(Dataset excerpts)
Start
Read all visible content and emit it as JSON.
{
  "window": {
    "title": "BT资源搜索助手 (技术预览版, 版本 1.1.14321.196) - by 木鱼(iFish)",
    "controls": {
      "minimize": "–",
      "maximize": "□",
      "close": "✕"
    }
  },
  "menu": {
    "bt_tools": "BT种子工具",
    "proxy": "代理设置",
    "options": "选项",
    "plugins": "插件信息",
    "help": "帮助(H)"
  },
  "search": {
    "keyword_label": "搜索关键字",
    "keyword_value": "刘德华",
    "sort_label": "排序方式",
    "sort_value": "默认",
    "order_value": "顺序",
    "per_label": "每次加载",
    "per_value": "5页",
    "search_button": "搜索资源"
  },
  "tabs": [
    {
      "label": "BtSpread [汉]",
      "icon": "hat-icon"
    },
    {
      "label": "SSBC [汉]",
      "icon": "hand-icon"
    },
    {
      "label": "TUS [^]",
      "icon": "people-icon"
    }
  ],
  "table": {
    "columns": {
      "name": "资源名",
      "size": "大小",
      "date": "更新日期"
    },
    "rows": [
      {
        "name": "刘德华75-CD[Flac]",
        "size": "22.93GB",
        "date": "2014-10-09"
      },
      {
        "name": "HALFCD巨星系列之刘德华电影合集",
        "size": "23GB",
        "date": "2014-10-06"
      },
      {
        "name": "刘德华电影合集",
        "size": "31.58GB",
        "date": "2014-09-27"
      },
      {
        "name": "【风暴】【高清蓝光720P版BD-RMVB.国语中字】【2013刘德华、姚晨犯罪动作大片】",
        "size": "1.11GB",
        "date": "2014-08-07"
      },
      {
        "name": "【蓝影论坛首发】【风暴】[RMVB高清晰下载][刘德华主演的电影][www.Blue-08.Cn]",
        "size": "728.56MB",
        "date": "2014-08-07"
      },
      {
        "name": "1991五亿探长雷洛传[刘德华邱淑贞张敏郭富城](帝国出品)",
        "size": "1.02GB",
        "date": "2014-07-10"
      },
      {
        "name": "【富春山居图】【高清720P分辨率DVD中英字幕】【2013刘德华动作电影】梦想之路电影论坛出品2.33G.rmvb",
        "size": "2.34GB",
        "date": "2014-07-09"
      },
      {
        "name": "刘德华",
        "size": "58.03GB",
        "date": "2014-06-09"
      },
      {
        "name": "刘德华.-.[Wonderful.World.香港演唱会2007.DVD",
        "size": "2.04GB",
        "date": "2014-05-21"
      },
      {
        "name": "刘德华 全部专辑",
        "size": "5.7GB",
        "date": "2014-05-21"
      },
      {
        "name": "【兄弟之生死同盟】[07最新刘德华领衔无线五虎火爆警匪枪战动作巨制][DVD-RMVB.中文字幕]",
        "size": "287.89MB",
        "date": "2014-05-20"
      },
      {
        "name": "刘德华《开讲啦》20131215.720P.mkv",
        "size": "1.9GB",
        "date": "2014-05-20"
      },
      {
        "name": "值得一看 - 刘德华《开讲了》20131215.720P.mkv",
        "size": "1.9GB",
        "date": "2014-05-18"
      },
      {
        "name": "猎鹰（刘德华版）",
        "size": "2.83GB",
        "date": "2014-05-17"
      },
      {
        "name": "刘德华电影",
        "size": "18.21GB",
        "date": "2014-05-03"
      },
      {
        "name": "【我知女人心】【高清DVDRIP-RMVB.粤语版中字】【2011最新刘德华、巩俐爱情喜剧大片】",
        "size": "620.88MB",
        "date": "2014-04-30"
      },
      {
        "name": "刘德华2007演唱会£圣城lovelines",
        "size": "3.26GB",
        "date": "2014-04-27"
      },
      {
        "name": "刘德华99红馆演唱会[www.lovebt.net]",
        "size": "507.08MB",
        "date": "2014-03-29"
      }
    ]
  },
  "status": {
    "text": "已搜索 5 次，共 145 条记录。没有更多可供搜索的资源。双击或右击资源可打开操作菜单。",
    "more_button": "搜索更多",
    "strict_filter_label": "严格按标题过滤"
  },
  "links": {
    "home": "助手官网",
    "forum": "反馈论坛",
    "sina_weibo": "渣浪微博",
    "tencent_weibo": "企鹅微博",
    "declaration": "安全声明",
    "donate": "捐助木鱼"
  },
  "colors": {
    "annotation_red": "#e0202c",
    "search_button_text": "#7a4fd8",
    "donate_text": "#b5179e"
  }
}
End
→ What you have to do
Show the lines where the word "icon" appears in the entries.

→ Finished answer
      "icon": "hat-icon"
      "icon": "hand-icon"
      "icon": "people-icon"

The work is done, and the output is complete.